**DIRECTION**
Repeat each line exactly, leaving nothing out.

**RECORD SET**

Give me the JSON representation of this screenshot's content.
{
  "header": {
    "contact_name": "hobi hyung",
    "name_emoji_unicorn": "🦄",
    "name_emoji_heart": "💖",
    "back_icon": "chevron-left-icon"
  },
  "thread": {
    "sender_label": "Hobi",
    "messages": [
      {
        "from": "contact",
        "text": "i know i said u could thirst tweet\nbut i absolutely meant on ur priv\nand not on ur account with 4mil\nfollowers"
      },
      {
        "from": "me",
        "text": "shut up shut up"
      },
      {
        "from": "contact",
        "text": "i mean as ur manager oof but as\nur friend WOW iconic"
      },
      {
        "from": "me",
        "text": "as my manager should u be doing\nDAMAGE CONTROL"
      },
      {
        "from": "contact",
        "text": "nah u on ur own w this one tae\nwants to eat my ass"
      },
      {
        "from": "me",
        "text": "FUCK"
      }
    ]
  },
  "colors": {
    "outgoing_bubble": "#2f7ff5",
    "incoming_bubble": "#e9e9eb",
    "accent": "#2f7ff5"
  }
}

**FULL RESPONSE**
Give me the JSON representation of this screenshot's content.
{
  "header": {
    "contact_name": "hobi hyung",
    "name_emoji_unicorn": "🦄",
    "name_emoji_heart": "💖",
    "back_icon": "chevron-left-icon"
  },
  "thread": {
    "sender_label": "Hobi",
    "messages": [
      {
        "from": "contact",
        "text": "i know i said u could thirst tweet\nbut i absolutely meant on ur priv\nand not on ur account with 4mil\nfollowers"
      },
      {
        "from": "me",
        "text": "shut up shut up"
      },
      {
        "from": "contact",
        "text": "i mean as ur manager oof but as\nur friend WOW iconic"
      },
      {
        "from": "me",
        "text": "as my manager should u be doing\nDAMAGE CONTROL"
      },
      {
        "from": "contact",
        "text": "nah u on ur own w this one tae\nwants to eat my ass"
      },
      {
        "from": "me",
        "text": "FUCK"
      }
    ]
  },
  "colors": {
    "outgoing_bubble": "#2f7ff5",
    "incoming_bubble": "#e9e9eb",
    "accent": "#2f7ff5"
  }
}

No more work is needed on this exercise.